───── Page extract ─────
Data transformations

Additional options to select or modify your data

📘

Note

This article refers to BaseModel accessed via Docker container. Please refer to Snowflake Native App section if you are using BaseModel as SF GUI application.

Available data transformations

You can customize how BaseModel shall consume each of the data sources:

  • selecting only a subset of columns or rows to be processed in the learning process,
  • modifying their values or data types,
  • divide them into groups [what for?].

Selecting columns and rows

The following parameters enable you to select columns and rows to include in the learning:

  • disallowed_columns (List, optional)
    Specify which columns to exclude from feature generation.

  • allowed_columns (List, optional)
    Use only specified columns for feature generation.

    🚧

    Remember

    If you specify both allowed and disallowed columns, BaseModel will process only the "allowed columns" minus the "disallowed columns" instead of all columns in a data source.

  • where_condition (str, optional)
    Filter table entries by column values, only including subset of rows.
───── Provided material ─────
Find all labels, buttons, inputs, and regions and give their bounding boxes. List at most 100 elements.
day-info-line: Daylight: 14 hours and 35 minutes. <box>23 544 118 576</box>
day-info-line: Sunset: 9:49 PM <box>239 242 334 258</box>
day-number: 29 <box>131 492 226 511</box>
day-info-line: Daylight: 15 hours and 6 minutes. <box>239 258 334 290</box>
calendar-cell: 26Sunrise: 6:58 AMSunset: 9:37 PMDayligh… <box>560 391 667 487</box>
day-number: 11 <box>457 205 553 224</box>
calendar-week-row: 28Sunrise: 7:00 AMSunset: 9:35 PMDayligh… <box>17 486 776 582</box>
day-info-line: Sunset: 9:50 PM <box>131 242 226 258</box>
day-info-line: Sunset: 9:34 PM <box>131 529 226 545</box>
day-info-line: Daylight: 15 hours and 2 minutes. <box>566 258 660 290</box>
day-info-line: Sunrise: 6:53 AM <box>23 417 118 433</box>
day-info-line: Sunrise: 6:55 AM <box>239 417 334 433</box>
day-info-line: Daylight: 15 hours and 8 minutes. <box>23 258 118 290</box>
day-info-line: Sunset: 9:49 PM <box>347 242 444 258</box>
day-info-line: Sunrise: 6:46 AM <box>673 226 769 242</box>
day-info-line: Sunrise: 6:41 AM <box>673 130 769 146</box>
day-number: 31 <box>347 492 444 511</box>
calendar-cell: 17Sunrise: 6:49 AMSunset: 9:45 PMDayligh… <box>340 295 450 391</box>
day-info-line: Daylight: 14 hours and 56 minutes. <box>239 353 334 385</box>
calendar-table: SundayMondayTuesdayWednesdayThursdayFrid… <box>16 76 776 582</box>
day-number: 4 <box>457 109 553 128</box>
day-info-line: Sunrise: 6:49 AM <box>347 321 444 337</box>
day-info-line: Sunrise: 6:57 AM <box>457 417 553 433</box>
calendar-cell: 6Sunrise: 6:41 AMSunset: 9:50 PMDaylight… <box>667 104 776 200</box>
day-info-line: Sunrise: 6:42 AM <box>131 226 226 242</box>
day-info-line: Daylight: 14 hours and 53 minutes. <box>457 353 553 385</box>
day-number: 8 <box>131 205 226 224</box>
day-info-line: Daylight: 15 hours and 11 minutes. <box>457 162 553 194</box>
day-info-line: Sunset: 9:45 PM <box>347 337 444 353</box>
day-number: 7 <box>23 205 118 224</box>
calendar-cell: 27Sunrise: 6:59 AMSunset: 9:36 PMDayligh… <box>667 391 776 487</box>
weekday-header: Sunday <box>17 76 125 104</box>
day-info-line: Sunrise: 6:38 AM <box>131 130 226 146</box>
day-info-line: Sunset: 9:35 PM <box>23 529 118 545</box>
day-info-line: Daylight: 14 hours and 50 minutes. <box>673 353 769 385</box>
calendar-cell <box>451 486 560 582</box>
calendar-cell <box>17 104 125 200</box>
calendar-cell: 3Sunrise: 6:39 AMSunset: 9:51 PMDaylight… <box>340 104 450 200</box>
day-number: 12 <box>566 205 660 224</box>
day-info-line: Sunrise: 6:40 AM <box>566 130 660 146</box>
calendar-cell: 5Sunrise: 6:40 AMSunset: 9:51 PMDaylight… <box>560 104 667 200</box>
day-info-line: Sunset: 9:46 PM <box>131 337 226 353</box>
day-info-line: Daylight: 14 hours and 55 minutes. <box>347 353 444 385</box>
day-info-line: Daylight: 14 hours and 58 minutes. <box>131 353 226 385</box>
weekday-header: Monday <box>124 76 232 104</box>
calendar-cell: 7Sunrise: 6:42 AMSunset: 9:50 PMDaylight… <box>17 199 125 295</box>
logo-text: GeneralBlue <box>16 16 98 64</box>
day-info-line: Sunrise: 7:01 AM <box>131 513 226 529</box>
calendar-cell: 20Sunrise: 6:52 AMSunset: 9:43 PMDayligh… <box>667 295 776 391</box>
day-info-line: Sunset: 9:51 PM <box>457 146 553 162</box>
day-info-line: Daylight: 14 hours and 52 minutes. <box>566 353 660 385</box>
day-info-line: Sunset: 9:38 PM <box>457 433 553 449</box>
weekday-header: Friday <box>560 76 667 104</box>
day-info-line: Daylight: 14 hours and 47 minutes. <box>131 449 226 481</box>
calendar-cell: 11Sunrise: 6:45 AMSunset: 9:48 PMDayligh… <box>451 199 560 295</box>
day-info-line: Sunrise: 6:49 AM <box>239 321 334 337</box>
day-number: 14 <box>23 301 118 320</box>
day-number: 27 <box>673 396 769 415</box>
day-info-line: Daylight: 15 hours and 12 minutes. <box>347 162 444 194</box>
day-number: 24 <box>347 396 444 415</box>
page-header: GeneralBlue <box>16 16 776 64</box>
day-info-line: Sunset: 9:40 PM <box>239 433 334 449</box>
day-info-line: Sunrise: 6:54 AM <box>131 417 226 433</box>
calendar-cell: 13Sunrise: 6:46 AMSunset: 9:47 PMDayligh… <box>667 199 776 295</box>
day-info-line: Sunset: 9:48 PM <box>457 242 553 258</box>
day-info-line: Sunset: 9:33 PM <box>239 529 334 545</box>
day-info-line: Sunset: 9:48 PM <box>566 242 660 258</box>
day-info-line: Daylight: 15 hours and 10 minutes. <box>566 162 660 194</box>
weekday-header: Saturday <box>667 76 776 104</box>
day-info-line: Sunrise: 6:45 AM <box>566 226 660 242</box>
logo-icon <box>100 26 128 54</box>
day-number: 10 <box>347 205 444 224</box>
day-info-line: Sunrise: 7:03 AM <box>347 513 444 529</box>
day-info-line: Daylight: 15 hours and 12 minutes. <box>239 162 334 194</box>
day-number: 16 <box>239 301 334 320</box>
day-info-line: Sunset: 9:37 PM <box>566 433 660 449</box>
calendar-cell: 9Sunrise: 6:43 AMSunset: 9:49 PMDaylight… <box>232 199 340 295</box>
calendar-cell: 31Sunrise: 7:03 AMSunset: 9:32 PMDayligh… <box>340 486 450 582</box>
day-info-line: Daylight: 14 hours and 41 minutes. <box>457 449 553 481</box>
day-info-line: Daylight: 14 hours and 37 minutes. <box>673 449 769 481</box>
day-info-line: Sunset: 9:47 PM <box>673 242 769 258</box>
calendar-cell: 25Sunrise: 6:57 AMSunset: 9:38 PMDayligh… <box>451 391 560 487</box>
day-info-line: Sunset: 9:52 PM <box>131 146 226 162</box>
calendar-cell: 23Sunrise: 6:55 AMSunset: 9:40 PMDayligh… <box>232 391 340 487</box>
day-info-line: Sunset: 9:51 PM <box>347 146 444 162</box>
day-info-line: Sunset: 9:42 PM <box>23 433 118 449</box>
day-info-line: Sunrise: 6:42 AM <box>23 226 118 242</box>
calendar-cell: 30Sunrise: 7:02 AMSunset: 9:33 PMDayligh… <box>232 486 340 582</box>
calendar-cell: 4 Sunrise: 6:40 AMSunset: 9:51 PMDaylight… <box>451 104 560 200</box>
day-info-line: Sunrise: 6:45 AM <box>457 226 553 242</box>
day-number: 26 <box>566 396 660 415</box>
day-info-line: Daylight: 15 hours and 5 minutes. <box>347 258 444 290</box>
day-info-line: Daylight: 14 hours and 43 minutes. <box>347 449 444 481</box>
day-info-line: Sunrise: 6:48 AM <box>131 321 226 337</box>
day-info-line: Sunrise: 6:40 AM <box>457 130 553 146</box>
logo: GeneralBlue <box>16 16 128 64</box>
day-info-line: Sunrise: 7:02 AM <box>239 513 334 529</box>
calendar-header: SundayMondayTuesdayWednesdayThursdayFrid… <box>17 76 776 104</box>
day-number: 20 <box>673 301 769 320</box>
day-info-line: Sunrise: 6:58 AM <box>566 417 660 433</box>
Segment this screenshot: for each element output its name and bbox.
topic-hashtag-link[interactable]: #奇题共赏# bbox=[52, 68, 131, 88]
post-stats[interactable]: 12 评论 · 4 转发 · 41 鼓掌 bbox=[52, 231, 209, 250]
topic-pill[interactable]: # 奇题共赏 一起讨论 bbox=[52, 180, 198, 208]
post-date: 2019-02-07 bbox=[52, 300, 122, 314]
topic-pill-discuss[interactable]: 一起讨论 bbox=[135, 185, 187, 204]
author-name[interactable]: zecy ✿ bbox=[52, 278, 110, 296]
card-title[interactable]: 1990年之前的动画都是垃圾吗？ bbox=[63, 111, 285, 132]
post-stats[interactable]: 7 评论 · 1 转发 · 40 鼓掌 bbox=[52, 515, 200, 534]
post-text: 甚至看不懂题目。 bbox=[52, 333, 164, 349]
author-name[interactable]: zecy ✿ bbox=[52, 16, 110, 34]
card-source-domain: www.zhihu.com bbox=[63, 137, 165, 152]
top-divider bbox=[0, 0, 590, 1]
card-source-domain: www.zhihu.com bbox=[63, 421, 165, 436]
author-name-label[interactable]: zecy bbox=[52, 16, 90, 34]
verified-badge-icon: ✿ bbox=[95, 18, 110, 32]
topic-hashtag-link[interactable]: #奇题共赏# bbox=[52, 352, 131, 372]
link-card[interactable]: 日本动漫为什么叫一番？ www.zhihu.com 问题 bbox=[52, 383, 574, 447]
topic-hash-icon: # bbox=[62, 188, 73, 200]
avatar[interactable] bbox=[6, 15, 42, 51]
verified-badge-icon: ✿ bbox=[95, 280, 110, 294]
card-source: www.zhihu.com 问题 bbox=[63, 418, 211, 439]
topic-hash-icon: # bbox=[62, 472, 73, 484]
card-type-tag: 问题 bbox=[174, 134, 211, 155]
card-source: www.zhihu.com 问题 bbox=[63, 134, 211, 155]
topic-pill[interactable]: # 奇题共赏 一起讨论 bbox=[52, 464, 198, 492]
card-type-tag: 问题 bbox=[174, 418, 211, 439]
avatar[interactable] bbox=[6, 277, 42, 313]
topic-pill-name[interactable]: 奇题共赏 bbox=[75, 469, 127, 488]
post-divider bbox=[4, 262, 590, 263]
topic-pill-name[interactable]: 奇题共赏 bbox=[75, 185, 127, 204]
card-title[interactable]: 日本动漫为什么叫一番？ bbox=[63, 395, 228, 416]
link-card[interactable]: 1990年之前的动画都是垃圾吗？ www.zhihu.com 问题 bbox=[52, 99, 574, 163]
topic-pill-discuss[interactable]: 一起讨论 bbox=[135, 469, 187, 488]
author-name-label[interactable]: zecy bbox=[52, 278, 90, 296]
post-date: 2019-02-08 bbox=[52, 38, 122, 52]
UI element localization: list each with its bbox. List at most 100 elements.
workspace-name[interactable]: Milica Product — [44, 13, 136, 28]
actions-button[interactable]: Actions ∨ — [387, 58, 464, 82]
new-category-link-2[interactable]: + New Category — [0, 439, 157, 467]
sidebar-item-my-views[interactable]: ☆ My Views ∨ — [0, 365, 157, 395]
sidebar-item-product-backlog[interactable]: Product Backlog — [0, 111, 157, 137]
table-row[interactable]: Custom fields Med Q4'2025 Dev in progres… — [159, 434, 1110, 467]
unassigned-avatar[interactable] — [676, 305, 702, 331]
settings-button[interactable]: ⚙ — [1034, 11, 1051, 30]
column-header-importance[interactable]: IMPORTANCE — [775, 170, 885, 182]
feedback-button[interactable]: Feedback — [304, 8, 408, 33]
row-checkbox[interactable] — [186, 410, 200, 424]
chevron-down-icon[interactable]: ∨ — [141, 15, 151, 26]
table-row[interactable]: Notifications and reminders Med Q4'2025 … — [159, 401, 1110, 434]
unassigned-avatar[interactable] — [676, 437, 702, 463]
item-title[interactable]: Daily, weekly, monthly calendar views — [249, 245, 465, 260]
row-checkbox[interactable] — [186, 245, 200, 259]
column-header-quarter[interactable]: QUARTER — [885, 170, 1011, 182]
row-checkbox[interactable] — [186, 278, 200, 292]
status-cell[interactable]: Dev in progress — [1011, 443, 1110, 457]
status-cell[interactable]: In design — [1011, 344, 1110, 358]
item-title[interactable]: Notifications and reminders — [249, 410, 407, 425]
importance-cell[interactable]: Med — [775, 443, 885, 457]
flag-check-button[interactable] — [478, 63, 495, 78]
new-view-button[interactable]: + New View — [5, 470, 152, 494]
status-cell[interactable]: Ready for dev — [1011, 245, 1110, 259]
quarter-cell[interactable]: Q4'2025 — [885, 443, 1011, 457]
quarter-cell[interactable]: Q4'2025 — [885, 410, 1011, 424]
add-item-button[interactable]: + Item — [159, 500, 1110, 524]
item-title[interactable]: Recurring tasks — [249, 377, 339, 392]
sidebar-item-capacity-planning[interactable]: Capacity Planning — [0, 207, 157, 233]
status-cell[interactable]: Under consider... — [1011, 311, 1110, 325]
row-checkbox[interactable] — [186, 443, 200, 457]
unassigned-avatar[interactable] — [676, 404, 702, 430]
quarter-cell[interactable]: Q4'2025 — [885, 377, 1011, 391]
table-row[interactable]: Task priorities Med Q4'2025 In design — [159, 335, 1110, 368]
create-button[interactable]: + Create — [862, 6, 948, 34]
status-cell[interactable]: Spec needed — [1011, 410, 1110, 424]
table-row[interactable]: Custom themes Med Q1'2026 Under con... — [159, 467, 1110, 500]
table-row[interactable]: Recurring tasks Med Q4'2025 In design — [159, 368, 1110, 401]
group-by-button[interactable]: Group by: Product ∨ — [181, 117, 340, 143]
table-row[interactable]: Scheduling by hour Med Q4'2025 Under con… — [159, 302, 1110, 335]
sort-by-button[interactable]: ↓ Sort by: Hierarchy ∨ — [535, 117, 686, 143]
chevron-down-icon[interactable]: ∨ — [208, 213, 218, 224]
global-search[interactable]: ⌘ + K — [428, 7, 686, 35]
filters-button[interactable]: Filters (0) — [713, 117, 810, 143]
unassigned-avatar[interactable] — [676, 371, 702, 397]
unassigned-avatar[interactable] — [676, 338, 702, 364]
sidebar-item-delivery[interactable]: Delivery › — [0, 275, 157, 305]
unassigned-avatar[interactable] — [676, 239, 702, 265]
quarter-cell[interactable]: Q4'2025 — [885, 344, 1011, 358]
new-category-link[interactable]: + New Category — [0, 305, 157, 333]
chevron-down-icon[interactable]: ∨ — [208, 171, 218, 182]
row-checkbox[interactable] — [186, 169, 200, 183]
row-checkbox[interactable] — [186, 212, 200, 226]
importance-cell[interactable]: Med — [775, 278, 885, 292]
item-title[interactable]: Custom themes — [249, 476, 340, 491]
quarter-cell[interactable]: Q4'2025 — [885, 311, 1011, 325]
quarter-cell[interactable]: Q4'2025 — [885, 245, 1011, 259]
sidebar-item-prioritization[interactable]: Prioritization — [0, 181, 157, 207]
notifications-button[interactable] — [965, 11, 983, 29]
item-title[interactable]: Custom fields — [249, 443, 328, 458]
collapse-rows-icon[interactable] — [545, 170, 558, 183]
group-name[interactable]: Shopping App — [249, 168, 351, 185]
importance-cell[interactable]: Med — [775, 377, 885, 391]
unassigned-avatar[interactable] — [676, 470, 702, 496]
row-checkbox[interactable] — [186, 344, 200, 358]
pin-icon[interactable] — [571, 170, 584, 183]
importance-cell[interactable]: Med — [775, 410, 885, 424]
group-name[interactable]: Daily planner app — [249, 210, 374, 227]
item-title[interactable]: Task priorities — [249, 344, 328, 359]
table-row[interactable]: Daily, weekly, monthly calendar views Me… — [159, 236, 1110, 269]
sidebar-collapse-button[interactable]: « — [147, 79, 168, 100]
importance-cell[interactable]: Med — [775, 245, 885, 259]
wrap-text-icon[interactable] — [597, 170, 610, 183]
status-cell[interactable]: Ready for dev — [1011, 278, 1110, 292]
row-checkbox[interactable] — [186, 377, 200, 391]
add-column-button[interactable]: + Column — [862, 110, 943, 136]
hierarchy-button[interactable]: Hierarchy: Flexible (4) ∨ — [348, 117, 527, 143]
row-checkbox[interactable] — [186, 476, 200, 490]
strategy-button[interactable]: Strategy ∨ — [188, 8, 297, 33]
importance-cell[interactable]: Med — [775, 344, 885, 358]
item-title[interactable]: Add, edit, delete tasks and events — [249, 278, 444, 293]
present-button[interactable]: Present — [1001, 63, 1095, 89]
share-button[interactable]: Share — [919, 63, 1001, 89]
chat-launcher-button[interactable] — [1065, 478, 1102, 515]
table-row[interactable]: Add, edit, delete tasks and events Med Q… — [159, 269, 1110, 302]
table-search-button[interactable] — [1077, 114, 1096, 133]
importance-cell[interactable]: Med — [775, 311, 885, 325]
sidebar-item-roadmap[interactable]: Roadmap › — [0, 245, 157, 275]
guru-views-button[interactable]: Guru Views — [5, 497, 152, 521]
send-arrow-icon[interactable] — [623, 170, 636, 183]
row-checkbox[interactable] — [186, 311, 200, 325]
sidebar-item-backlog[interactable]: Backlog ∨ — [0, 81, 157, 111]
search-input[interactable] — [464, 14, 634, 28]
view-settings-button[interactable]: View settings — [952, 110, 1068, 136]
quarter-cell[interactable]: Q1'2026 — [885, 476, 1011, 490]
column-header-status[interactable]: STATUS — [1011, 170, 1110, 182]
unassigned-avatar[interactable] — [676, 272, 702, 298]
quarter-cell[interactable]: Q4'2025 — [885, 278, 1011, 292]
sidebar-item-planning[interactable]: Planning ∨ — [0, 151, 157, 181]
─────
## Set problem 1
Summarize the data transformations page in two sentences.
## Set problem 2
Echo the data transformations page from "If you specify" up to and including "a data source.".
## Set problem 3
Carry on the data transformations page past its last line.

## Exercise output 1
For BaseModel accessed via Docker container, you can customize how each data source is consumed by selecting a subset of columns or rows, modifying their values or data types, or dividing them into groups. The disallowed_columns parameter excludes columns from feature generation and allowed_columns uses only the specified ones, so setting both processes the allowed columns minus the disallowed ones, while where_condition filters table entries by column values.

## Exercise output 2
If you specify both allowed and disallowed columns, BaseModel will process only the "allowed columns" minus the "disallowed columns" instead of all columns in a data source.

## Exercise output 3
    📘

    Note

    There are a few scenarios where this functionality comes in very handy:

    Sampling
    You may want to only include a fraction of the records in the processing.

    Discarding events based on criteria
    You may want to only include transactions of certain segment of customers, or meeting certain threshold.

    Heterogeneous events in single table
    Sometimes data sources contain events that are, in fact, different behaviors or different phenomena, eg. incomes and expenses in account_transactions, product purchases and returns in store_transactions etc.

    In such cases it will usually increase BaseModel predictive performance if these groups of events are processed as separate data sources. You can call the same table in data base and use where_condition to separate it into more data sources.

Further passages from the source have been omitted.